_ИСХОДНЫЙ ТЕКСТ_:

'''

В третьей комнате жила экономка. Эта очень полная особа много лет ухаживала за Гриневской. Она ходила за покупками, готовила, занималась уборкой. Квартиру старой, давно не печатающейся поэтессы оплачивал Литфонд. Там получала зарплату «по уходу» и деньги «на жизнь» ее экономка. Говорили, что имущество Гриневской завещано Литфонду. Эта гуманная организация защищала ее от экономических невзгод, но сохранить ее гражданский статус было не под силу и ей. Изабелла Аркадьевна была лишенка. Сегодня мало кто знает, что это значило – быть лишенкой, лишенцем.
Гриневская же и тогда не вполне понимала значение этих злобных ярлыков. Она откровенно удивлялась, когда ей объясняли, что, поскольку новая власть считает ее потенциально для себя опасной, она лишена права принимать участие в выборах, быть избранной в органы этой самой власти.
– Помилуйте, – говорила она, – неужели до сих пор меня опасается этот господин-товарищ Зиновьев? Он делает мне честь, – и, помолчав, добавляла, широко улыбаясь беззубым ртом: – Князь умер бы от смеха. Он считал меня такой слабенькой. Как он ошибался...

'''

_ЗАДАНИЯ_:
**A.** Перечислите все обязанности экономки, названные в отрывке о Гриневской.
**B.** Какая организация, согласно отрывку о Гриневской, оплачивала квартиру поэтессы?

_ЗАПИСИ_:
'''

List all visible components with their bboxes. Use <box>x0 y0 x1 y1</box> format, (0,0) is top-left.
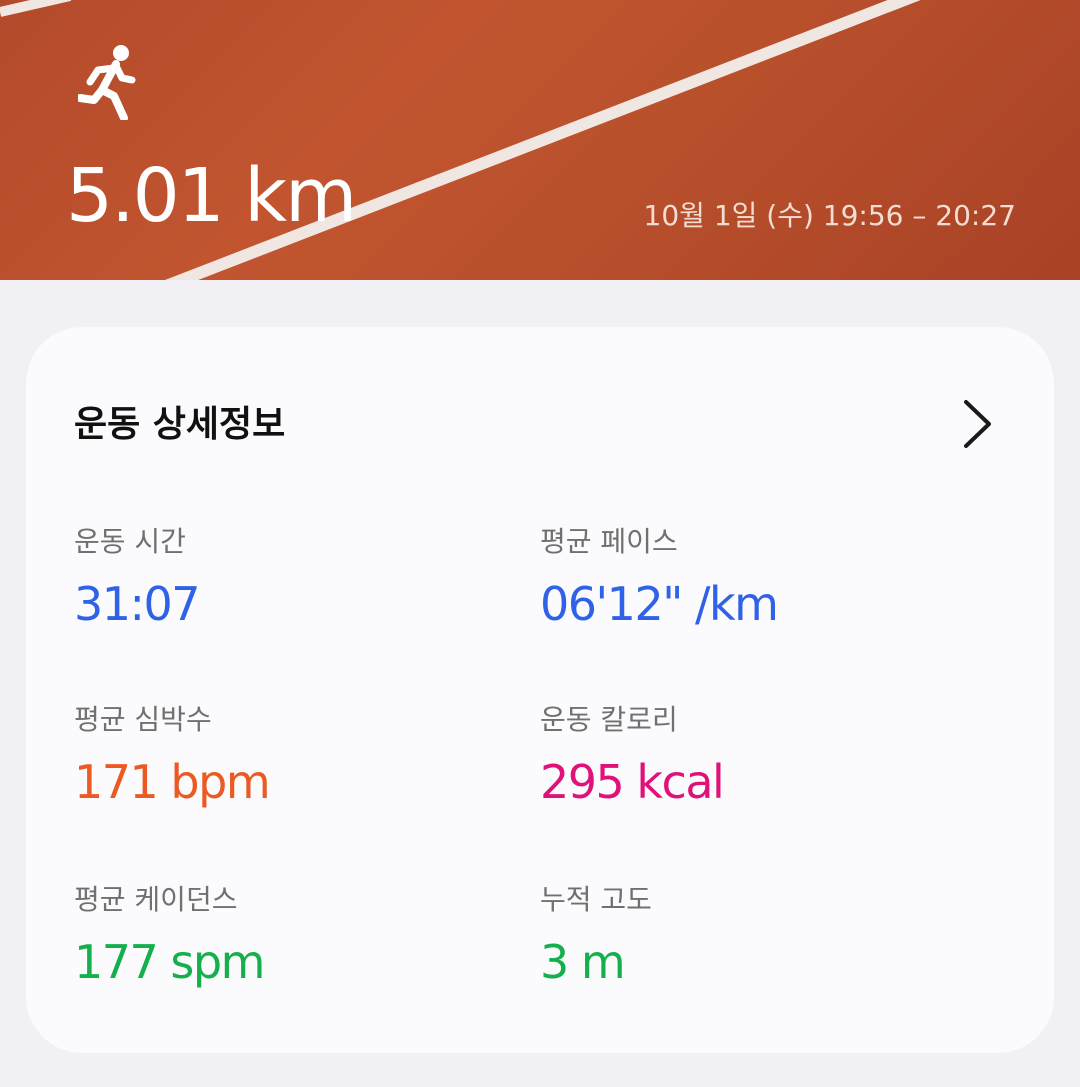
stat-value: 177 spm <box>74 935 265 989</box>
stat-label: 평균 페이스 <box>540 525 678 558</box>
stat-label: 평균 케이던스 <box>74 883 238 916</box>
header-banner: 5.01 km 10월 1일 (수) 19:56 – 20:27 <box>0 0 1080 280</box>
stat-value: 171 bpm <box>74 755 271 809</box>
stat-label: 운동 칼로리 <box>540 703 678 736</box>
chevron-right-icon[interactable] <box>960 397 996 451</box>
distance-value: 5.01 km <box>66 153 357 239</box>
card-title: 운동 상세정보 <box>74 404 286 445</box>
running-person-icon <box>76 44 138 122</box>
stat-label: 누적 고도 <box>540 883 652 916</box>
workout-details-card[interactable]: 운동 상세정보 운동 시간 31:07 평균 페이스 06'12" /km 평균… <box>26 327 1054 1053</box>
stat-label: 운동 시간 <box>74 525 186 558</box>
stat-value: 295 kcal <box>540 755 725 809</box>
stat-average-heart-rate: 평균 심박수 171 bpm <box>74 701 514 809</box>
stat-average-cadence: 평균 케이던스 177 spm <box>74 881 514 989</box>
stat-value: 06'12" /km <box>540 577 779 631</box>
stat-elevation-gain: 누적 고도 3 m <box>540 881 980 989</box>
stat-average-pace: 평균 페이스 06'12" /km <box>540 523 980 631</box>
workout-datetime: 10월 1일 (수) 19:56 – 20:27 <box>643 199 1016 232</box>
stat-label: 평균 심박수 <box>74 703 212 736</box>
stat-value: 31:07 <box>74 577 201 631</box>
stat-value: 3 m <box>540 935 626 989</box>
stat-workout-time: 운동 시간 31:07 <box>74 523 514 631</box>
stat-calories: 운동 칼로리 295 kcal <box>540 701 980 809</box>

'''

_ОТВЕТЫ_:
**A.** Она ходила за покупками, готовила и занималась уборкой.

**B.** Литфонд.